━━━ Extracted records
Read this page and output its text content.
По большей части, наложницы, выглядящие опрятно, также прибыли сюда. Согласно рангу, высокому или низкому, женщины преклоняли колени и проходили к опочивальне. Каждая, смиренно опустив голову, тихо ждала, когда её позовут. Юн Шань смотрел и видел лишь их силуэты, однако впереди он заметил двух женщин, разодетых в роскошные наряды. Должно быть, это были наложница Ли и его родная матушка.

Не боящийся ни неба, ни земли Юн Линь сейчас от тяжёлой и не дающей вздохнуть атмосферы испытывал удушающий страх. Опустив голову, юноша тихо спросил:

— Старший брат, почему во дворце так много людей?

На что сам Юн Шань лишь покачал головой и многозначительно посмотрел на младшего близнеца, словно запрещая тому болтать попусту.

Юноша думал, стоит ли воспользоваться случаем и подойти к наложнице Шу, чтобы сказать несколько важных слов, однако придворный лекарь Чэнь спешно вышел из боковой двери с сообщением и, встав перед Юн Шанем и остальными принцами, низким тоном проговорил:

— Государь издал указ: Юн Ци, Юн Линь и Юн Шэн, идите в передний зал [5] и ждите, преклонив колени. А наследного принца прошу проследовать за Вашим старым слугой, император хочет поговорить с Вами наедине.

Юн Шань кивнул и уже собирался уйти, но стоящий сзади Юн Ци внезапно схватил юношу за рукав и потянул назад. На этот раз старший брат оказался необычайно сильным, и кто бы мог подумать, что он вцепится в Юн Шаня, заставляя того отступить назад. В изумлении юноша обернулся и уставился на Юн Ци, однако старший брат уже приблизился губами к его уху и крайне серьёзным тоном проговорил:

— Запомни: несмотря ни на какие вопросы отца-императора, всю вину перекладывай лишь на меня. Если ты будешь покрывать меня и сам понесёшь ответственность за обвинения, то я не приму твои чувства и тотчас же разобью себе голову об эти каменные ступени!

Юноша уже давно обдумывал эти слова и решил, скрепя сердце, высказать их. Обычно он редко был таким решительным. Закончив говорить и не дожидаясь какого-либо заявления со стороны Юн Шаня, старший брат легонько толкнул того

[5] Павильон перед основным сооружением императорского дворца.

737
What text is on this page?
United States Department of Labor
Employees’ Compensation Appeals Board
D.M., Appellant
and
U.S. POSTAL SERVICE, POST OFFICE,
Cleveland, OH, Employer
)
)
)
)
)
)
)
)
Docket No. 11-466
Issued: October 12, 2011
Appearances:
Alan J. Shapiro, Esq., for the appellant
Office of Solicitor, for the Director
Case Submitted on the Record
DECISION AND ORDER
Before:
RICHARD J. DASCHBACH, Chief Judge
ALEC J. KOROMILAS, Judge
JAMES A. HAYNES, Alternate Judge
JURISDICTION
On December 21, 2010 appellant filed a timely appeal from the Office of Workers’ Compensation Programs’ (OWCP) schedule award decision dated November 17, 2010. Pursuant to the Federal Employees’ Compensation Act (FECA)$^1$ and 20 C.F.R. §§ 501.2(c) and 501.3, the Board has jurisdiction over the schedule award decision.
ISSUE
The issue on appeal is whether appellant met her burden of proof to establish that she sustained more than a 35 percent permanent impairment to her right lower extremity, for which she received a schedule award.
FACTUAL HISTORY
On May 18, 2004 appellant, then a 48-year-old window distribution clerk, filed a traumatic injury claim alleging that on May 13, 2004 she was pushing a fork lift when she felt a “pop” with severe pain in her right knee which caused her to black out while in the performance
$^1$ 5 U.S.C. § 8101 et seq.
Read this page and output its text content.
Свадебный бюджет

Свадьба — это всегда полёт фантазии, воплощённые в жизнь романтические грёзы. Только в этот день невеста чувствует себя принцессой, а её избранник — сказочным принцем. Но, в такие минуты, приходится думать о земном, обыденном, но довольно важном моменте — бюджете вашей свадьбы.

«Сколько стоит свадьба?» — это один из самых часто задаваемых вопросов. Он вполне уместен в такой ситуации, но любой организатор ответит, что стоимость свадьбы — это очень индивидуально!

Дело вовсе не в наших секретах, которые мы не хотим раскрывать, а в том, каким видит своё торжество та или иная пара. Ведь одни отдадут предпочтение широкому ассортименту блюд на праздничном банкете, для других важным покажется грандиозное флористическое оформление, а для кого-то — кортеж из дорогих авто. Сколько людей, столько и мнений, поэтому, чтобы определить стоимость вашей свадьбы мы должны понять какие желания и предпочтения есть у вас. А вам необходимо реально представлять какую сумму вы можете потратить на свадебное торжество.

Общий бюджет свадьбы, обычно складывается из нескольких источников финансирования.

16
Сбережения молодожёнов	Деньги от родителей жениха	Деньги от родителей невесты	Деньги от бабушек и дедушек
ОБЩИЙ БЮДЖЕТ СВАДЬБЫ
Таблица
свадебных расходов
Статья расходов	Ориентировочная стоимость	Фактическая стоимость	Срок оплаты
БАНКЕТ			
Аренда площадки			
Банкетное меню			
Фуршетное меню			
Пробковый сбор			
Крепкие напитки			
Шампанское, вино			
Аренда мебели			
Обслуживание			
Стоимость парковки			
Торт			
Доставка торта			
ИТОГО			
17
━━━━━━
Directions for this task: Find the lines holding "Employees" and list every one.

Response to this exercise:
Employees’ Compensation Appeals Board
On December 21, 2010 appellant filed a timely appeal from the Office of Workers’ Compensation Programs’ (OWCP) schedule award decision dated November 17, 2010. Pursuant to the Federal Employees’ Compensation Act (FECA)$^1$ and 20 C.F.R. §§ 501.2(c) and 501.3, the Board has jurisdiction over the schedule award decision.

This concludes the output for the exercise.